_Short problem_.
Repeat every line below exactly as it reads.

########################################

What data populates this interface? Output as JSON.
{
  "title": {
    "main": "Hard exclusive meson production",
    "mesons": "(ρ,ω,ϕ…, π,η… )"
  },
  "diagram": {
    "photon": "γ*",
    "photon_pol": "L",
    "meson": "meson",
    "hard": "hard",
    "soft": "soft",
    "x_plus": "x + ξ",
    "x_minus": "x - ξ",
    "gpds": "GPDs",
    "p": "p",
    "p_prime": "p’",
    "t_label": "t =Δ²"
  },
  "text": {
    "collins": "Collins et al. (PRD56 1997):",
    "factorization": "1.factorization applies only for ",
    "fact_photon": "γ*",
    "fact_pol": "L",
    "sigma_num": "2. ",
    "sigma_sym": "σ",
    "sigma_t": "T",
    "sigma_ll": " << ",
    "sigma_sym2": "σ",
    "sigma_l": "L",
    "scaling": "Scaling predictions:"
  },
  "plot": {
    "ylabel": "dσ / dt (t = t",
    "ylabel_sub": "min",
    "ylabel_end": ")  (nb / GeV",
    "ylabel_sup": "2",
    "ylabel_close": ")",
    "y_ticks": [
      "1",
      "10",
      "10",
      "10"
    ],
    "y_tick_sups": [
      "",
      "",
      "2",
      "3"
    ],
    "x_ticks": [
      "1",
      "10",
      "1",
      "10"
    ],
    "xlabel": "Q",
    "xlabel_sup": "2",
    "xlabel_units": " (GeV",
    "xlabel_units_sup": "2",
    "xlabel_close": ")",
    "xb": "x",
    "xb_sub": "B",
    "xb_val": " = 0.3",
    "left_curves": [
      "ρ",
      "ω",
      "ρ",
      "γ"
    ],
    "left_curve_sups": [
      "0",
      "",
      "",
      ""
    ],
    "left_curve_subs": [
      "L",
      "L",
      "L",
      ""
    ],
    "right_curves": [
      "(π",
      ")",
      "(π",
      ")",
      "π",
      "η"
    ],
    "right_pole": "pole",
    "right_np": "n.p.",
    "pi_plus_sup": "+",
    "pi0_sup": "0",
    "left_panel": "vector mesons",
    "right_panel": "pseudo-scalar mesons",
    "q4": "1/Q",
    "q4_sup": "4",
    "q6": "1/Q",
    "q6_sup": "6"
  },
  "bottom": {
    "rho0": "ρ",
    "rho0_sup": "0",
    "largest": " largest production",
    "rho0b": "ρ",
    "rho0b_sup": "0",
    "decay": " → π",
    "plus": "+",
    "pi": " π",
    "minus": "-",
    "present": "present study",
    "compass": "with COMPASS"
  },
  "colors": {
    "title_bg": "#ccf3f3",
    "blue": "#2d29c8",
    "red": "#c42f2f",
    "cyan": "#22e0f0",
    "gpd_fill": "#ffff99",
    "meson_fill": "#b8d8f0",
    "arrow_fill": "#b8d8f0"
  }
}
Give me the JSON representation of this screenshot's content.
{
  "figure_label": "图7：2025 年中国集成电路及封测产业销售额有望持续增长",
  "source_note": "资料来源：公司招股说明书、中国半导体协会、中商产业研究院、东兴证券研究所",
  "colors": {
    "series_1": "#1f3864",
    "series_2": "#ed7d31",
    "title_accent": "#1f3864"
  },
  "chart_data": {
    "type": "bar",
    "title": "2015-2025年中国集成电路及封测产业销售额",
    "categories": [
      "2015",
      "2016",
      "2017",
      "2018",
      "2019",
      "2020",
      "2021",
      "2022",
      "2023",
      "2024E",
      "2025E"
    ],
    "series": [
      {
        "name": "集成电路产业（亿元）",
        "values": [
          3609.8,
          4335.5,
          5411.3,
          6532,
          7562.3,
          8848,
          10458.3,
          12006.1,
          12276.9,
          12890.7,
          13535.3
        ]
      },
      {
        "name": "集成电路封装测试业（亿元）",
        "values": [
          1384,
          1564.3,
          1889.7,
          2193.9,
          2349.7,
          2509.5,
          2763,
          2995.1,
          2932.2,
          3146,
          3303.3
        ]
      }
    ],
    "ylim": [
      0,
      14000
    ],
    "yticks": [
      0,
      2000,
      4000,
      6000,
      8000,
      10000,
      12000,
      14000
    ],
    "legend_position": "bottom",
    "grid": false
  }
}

########################################

_Written response_.
What data populates this interface? Output as JSON.
{
  "title": {
    "main": "Hard exclusive meson production",
    "mesons": "(ρ,ω,ϕ…, π,η… )"
  },
  "diagram": {
    "photon": "γ*",
    "photon_pol": "L",
    "meson": "meson",
    "hard": "hard",
    "soft": "soft",
    "x_plus": "x + ξ",
    "x_minus": "x - ξ",
    "gpds": "GPDs",
    "p": "p",
    "p_prime": "p’",
    "t_label": "t =Δ²"
  },
  "text": {
    "collins": "Collins et al. (PRD56 1997):",
    "factorization": "1.factorization applies only for ",
    "fact_photon": "γ*",
    "fact_pol": "L",
    "sigma_num": "2. ",
    "sigma_sym": "σ",
    "sigma_t": "T",
    "sigma_ll": " << ",
    "sigma_sym2": "σ",
    "sigma_l": "L",
    "scaling": "Scaling predictions:"
  },
  "plot": {
    "ylabel": "dσ / dt (t = t",
    "ylabel_sub": "min",
    "ylabel_end": ")  (nb / GeV",
    "ylabel_sup": "2",
    "ylabel_close": ")",
    "y_ticks": [
      "1",
      "10",
      "10",
      "10"
    ],
    "y_tick_sups": [
      "",
      "",
      "2",
      "3"
    ],
    "x_ticks": [
      "1",
      "10",
      "1",
      "10"
    ],
    "xlabel": "Q",
    "xlabel_sup": "2",
    "xlabel_units": " (GeV",
    "xlabel_units_sup": "2",
    "xlabel_close": ")",
    "xb": "x",
    "xb_sub": "B",
    "xb_val": " = 0.3",
    "left_curves": [
      "ρ",
      "ω",
      "ρ",
      "γ"
    ],
    "left_curve_sups": [
      "0",
      "",
      "",
      ""
    ],
    "left_curve_subs": [
      "L",
      "L",
      "L",
      ""
    ],
    "right_curves": [
      "(π",
      ")",
      "(π",
      ")",
      "π",
      "η"
    ],
    "right_pole": "pole",
    "right_np": "n.p.",
    "pi_plus_sup": "+",
    "pi0_sup": "0",
    "left_panel": "vector mesons",
    "right_panel": "pseudo-scalar mesons",
    "q4": "1/Q",
    "q4_sup": "4",
    "q6": "1/Q",
    "q6_sup": "6"
  },
  "bottom": {
    "rho0": "ρ",
    "rho0_sup": "0",
    "largest": " largest production",
    "rho0b": "ρ",
    "rho0b_sup": "0",
    "decay": " → π",
    "plus": "+",
    "pi": " π",
    "minus": "-",
    "present": "present study",
    "compass": "with COMPASS"
  },
  "colors": {
    "title_bg": "#ccf3f3",
    "blue": "#2d29c8",
    "red": "#c42f2f",
    "cyan": "#22e0f0",
    "gpd_fill": "#ffff99",
    "meson_fill": "#b8d8f0",
    "arrow_fill": "#b8d8f0"
  }
}
Give me the JSON representation of this screenshot's content.
{
  "figure_label": "图7：2025 年中国集成电路及封测产业销售额有望持续增长",
  "source_note": "资料来源：公司招股说明书、中国半导体协会、中商产业研究院、东兴证券研究所",
  "colors": {
    "series_1": "#1f3864",
    "series_2": "#ed7d31",
    "title_accent": "#1f3864"
  },
  "chart_data": {
    "type": "bar",
    "title": "2015-2025年中国集成电路及封测产业销售额",
    "categories": [
      "2015",
      "2016",
      "2017",
      "2018",
      "2019",
      "2020",
      "2021",
      "2022",
      "2023",
      "2024E",
      "2025E"
    ],
    "series": [
      {
        "name": "集成电路产业（亿元）",
        "values": [
          3609.8,
          4335.5,
          5411.3,
          6532,
          7562.3,
          8848,
          10458.3,
          12006.1,
          12276.9,
          12890.7,
          13535.3
        ]
      },
      {
        "name": "集成电路封装测试业（亿元）",
        "values": [
          1384,
          1564.3,
          1889.7,
          2193.9,
          2349.7,
          2509.5,
          2763,
          2995.1,
          2932.2,
          3146,
          3303.3
        ]
      }
    ],
    "ylim": [
      0,
      14000
    ],
    "yticks": [
      0,
      2000,
      4000,
      6000,
      8000,
      10000,
      12000,
      14000
    ],
    "legend_position": "bottom",
    "grid": false
  }
}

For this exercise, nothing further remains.